··· Extracted information ···
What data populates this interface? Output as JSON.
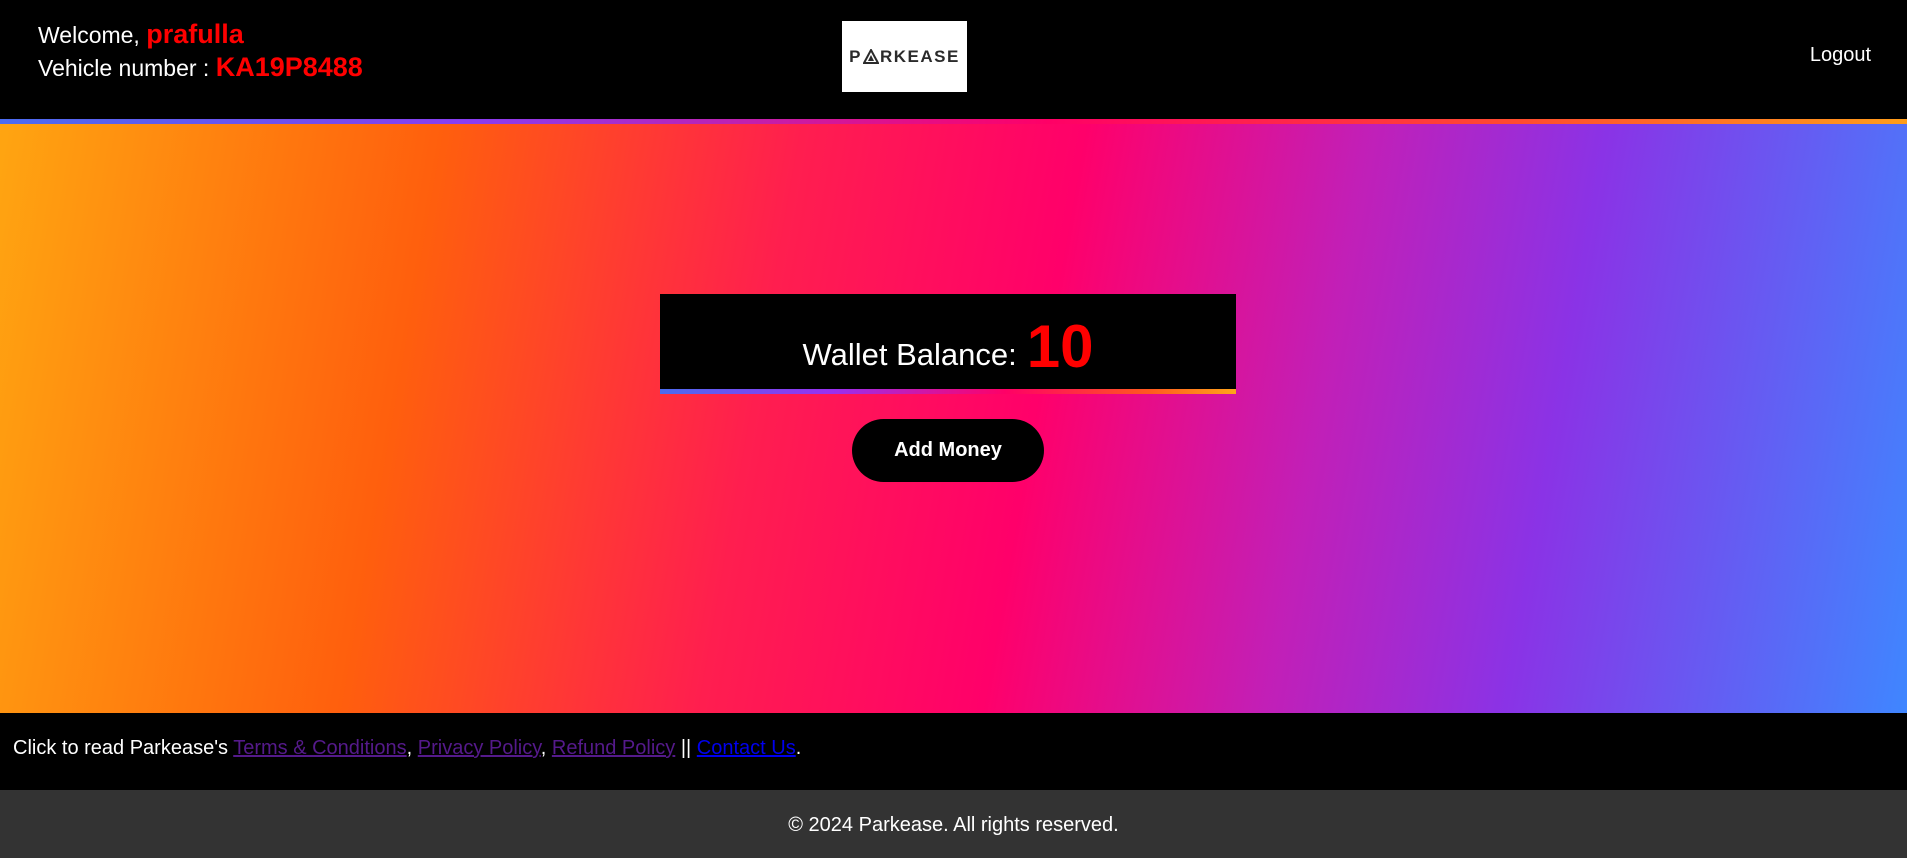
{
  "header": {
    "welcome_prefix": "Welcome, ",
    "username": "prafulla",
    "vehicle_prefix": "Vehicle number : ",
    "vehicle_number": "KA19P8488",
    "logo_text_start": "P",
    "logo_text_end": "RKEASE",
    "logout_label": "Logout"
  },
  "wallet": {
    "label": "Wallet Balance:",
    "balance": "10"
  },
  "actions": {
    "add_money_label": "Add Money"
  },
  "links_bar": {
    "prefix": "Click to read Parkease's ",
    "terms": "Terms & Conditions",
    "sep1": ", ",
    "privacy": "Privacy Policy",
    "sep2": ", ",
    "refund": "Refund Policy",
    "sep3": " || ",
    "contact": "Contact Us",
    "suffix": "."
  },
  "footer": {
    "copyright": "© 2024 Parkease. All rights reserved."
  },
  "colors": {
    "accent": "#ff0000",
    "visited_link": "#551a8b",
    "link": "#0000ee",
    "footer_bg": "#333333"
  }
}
···
··· Extracted information ···
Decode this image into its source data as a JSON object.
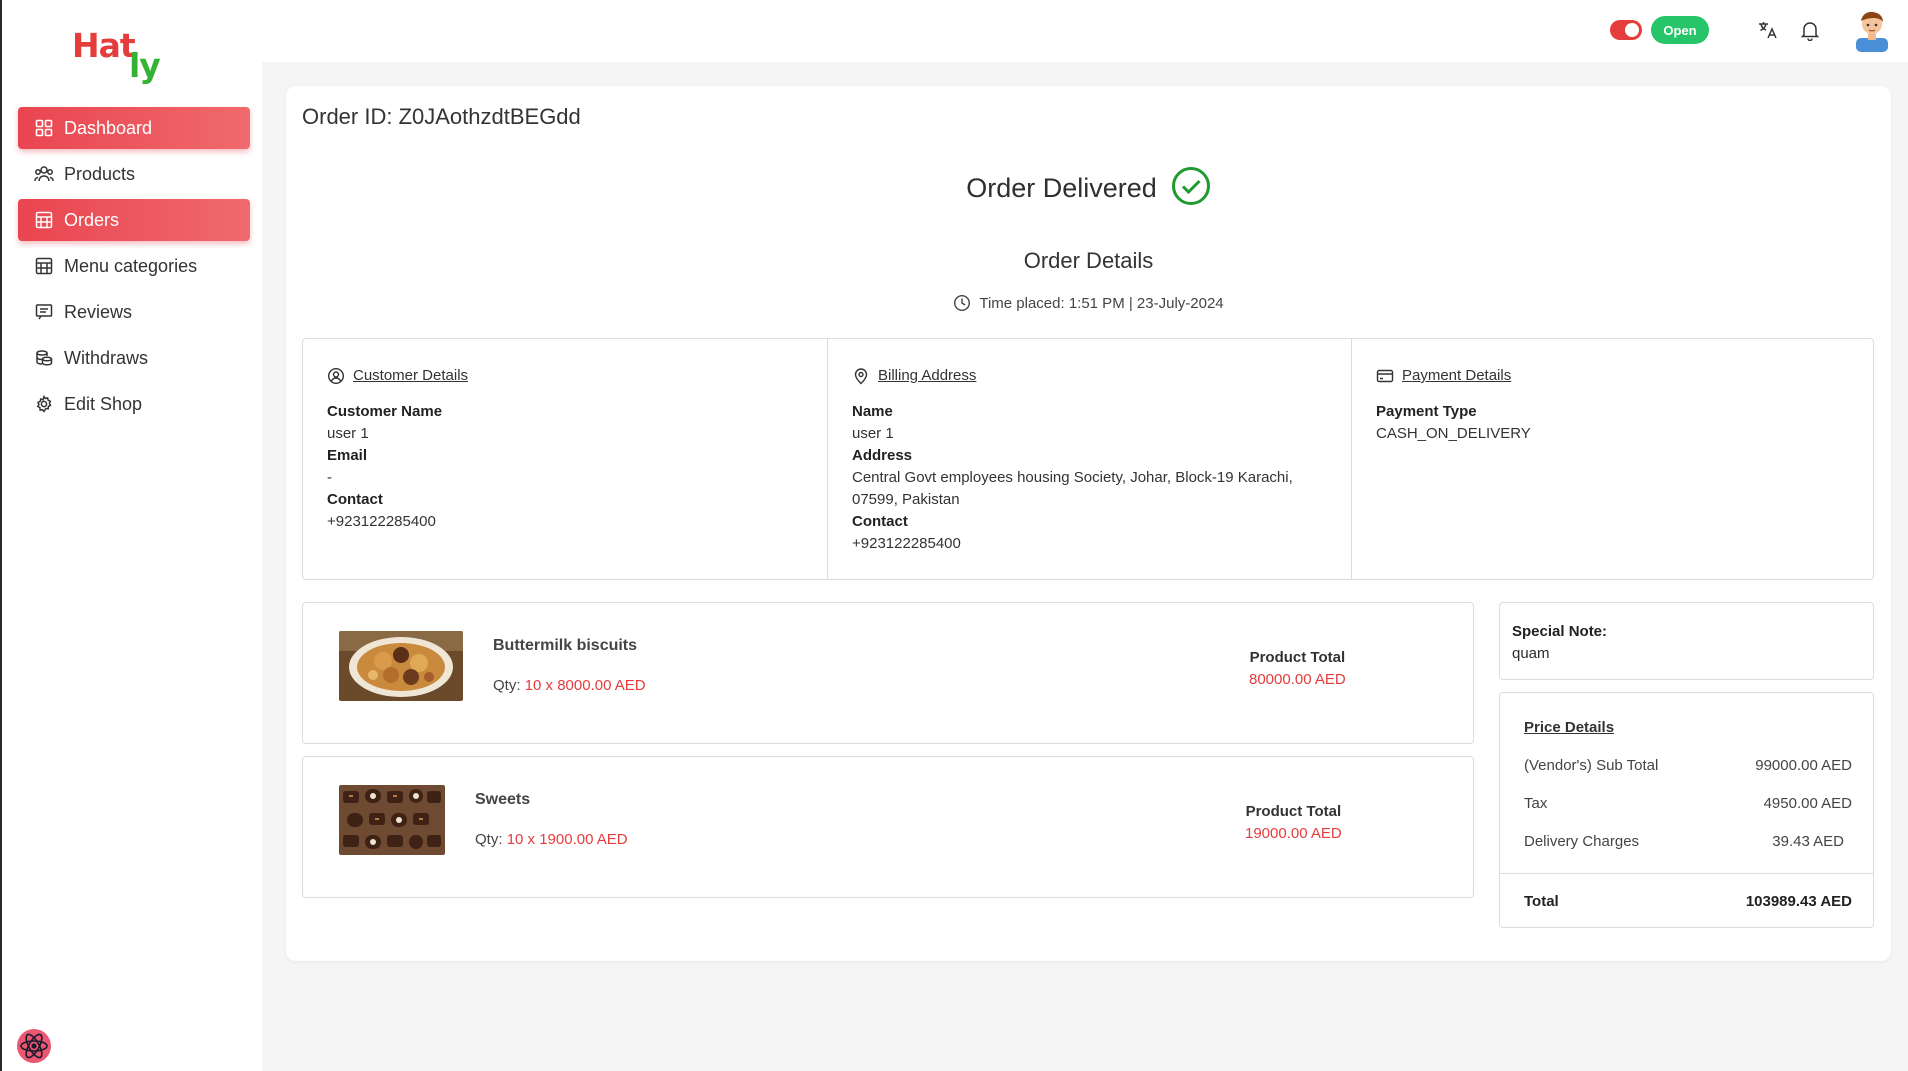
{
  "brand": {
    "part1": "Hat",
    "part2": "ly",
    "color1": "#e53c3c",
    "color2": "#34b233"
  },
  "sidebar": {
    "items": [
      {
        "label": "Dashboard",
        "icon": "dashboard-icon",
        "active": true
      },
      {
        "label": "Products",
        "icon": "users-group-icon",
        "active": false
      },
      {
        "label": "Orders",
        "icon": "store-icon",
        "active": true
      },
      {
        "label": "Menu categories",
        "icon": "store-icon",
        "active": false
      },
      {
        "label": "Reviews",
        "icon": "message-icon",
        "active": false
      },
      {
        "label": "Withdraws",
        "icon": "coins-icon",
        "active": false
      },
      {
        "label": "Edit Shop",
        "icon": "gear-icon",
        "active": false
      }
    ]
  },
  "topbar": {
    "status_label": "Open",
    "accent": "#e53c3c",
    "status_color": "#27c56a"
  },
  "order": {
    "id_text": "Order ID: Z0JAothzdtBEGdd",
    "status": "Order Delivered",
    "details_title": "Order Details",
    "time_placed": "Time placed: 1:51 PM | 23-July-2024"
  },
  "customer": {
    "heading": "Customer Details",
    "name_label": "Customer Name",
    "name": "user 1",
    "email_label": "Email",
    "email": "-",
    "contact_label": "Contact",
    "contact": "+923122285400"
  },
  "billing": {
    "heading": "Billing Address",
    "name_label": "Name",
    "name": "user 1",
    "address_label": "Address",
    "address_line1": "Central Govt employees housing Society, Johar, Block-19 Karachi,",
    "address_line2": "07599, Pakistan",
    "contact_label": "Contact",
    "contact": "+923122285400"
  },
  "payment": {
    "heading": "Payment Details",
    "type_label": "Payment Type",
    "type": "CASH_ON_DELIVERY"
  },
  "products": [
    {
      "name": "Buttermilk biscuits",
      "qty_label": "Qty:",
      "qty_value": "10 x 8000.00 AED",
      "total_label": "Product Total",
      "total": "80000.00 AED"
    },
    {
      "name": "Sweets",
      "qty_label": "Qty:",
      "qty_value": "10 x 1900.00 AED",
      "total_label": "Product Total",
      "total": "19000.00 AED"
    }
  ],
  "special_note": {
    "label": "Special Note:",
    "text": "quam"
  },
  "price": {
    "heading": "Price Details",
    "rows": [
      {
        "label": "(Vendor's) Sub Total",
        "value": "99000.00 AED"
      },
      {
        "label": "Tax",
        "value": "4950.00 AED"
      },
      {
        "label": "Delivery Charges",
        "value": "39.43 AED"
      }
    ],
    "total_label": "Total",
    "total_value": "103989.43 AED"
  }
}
···
## [What you will do]
Among the records above, find each line holding the string "this" and pull it out.

## [Correct answer]
What data populates this interface? Output as JSON.
Decode this image into its source data as a JSON object.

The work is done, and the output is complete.